**Records supplied:**
----
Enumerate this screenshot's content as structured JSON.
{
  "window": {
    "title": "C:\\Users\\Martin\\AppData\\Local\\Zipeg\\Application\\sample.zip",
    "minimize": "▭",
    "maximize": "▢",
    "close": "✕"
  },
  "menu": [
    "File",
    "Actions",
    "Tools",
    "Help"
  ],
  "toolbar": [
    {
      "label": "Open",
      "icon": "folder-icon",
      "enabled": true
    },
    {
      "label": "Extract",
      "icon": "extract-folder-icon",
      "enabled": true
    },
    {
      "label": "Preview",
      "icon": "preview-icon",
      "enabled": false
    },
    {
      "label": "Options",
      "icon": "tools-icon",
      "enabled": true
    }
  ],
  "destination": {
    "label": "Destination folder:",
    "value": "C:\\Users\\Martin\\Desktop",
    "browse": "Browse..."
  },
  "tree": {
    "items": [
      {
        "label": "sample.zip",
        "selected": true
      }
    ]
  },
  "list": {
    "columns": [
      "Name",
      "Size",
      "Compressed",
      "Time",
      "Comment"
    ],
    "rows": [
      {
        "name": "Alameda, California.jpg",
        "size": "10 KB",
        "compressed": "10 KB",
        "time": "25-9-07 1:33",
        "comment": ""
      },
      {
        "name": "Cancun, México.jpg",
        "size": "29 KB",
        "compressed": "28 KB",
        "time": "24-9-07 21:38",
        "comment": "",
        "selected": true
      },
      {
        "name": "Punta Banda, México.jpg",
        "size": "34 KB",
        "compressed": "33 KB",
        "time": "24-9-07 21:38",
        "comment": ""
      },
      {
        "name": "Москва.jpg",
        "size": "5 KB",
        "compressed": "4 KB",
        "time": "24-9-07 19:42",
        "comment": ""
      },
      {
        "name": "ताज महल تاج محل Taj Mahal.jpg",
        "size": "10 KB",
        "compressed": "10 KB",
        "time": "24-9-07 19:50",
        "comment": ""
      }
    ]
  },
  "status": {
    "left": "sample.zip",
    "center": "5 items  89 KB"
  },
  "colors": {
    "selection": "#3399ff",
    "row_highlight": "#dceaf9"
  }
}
----
Count how many lines hold the string "folder" and give that number alone.

**Exercise response:**
3